> _WHAT YOU SHOULD DO_: Every line below should be repeated exactly.
↓↓↓
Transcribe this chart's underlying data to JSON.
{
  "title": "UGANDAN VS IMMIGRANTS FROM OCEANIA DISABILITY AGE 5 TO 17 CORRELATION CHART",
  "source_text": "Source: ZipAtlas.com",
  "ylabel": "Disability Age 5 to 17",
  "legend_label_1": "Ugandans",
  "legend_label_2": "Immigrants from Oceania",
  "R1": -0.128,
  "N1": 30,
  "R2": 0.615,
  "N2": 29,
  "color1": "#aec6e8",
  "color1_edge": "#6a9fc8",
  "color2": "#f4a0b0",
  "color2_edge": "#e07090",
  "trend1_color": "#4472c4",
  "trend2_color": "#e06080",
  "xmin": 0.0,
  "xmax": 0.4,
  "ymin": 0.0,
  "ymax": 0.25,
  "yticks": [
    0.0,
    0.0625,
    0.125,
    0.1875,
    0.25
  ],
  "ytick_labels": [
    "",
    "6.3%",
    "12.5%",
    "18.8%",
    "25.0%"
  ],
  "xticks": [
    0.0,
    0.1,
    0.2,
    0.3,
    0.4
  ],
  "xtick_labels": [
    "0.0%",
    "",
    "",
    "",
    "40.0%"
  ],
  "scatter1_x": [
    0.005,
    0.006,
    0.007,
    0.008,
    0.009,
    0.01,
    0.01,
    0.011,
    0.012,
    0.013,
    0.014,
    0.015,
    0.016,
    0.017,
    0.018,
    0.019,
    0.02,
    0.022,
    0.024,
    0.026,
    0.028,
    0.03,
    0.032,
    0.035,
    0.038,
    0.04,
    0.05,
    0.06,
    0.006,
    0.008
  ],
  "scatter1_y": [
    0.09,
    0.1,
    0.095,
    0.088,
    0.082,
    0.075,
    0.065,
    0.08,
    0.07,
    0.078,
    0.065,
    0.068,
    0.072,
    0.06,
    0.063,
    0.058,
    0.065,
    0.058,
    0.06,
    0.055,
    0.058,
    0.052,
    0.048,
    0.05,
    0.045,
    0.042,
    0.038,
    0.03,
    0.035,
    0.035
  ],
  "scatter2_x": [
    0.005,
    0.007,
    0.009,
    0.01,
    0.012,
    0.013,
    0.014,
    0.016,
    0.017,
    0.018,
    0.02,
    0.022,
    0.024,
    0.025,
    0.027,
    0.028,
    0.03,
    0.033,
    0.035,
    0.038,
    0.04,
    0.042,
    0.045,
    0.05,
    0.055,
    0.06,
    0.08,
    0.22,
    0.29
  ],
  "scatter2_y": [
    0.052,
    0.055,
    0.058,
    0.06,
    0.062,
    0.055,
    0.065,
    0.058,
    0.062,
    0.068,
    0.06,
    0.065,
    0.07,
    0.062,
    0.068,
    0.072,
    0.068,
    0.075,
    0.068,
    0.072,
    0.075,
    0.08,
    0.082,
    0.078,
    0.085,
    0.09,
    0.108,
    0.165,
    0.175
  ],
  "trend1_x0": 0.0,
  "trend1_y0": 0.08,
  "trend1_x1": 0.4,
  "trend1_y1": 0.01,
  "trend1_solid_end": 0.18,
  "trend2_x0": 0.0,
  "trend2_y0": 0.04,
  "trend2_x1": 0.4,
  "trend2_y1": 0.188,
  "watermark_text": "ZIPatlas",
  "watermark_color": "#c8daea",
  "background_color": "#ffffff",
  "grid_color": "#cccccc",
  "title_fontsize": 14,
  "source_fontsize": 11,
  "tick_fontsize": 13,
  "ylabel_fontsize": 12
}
↑↑↑
> _RESULT OF THIS EXERCISE_:
Transcribe this chart's underlying data to JSON.
{
  "title": "UGANDAN VS IMMIGRANTS FROM OCEANIA DISABILITY AGE 5 TO 17 CORRELATION CHART",
  "source_text": "Source: ZipAtlas.com",
  "ylabel": "Disability Age 5 to 17",
  "legend_label_1": "Ugandans",
  "legend_label_2": "Immigrants from Oceania",
  "R1": -0.128,
  "N1": 30,
  "R2": 0.615,
  "N2": 29,
  "color1": "#aec6e8",
  "color1_edge": "#6a9fc8",
  "color2": "#f4a0b0",
  "color2_edge": "#e07090",
  "trend1_color": "#4472c4",
  "trend2_color": "#e06080",
  "xmin": 0.0,
  "xmax": 0.4,
  "ymin": 0.0,
  "ymax": 0.25,
  "yticks": [
    0.0,
    0.0625,
    0.125,
    0.1875,
    0.25
  ],
  "ytick_labels": [
    "",
    "6.3%",
    "12.5%",
    "18.8%",
    "25.0%"
  ],
  "xticks": [
    0.0,
    0.1,
    0.2,
    0.3,
    0.4
  ],
  "xtick_labels": [
    "0.0%",
    "",
    "",
    "",
    "40.0%"
  ],
  "scatter1_x": [
    0.005,
    0.006,
    0.007,
    0.008,
    0.009,
    0.01,
    0.01,
    0.011,
    0.012,
    0.013,
    0.014,
    0.015,
    0.016,
    0.017,
    0.018,
    0.019,
    0.02,
    0.022,
    0.024,
    0.026,
    0.028,
    0.03,
    0.032,
    0.035,
    0.038,
    0.04,
    0.05,
    0.06,
    0.006,
    0.008
  ],
  "scatter1_y": [
    0.09,
    0.1,
    0.095,
    0.088,
    0.082,
    0.075,
    0.065,
    0.08,
    0.07,
    0.078,
    0.065,
    0.068,
    0.072,
    0.06,
    0.063,
    0.058,
    0.065,
    0.058,
    0.06,
    0.055,
    0.058,
    0.052,
    0.048,
    0.05,
    0.045,
    0.042,
    0.038,
    0.03,
    0.035,
    0.035
  ],
  "scatter2_x": [
    0.005,
    0.007,
    0.009,
    0.01,
    0.012,
    0.013,
    0.014,
    0.016,
    0.017,
    0.018,
    0.02,
    0.022,
    0.024,
    0.025,
    0.027,
    0.028,
    0.03,
    0.033,
    0.035,
    0.038,
    0.04,
    0.042,
    0.045,
    0.05,
    0.055,
    0.06,
    0.08,
    0.22,
    0.29
  ],
  "scatter2_y": [
    0.052,
    0.055,
    0.058,
    0.06,
    0.062,
    0.055,
    0.065,
    0.058,
    0.062,
    0.068,
    0.06,
    0.065,
    0.07,
    0.062,
    0.068,
    0.072,
    0.068,
    0.075,
    0.068,
    0.072,
    0.075,
    0.08,
    0.082,
    0.078,
    0.085,
    0.09,
    0.108,
    0.165,
    0.175
  ],
  "trend1_x0": 0.0,
  "trend1_y0": 0.08,
  "trend1_x1": 0.4,
  "trend1_y1": 0.01,
  "trend1_solid_end": 0.18,
  "trend2_x0": 0.0,
  "trend2_y0": 0.04,
  "trend2_x1": 0.4,
  "trend2_y1": 0.188,
  "watermark_text": "ZIPatlas",
  "watermark_color": "#c8daea",
  "background_color": "#ffffff",
  "grid_color": "#cccccc",
  "title_fontsize": 14,
  "source_fontsize": 11,
  "tick_fontsize": 13,
  "ylabel_fontsize": 12
}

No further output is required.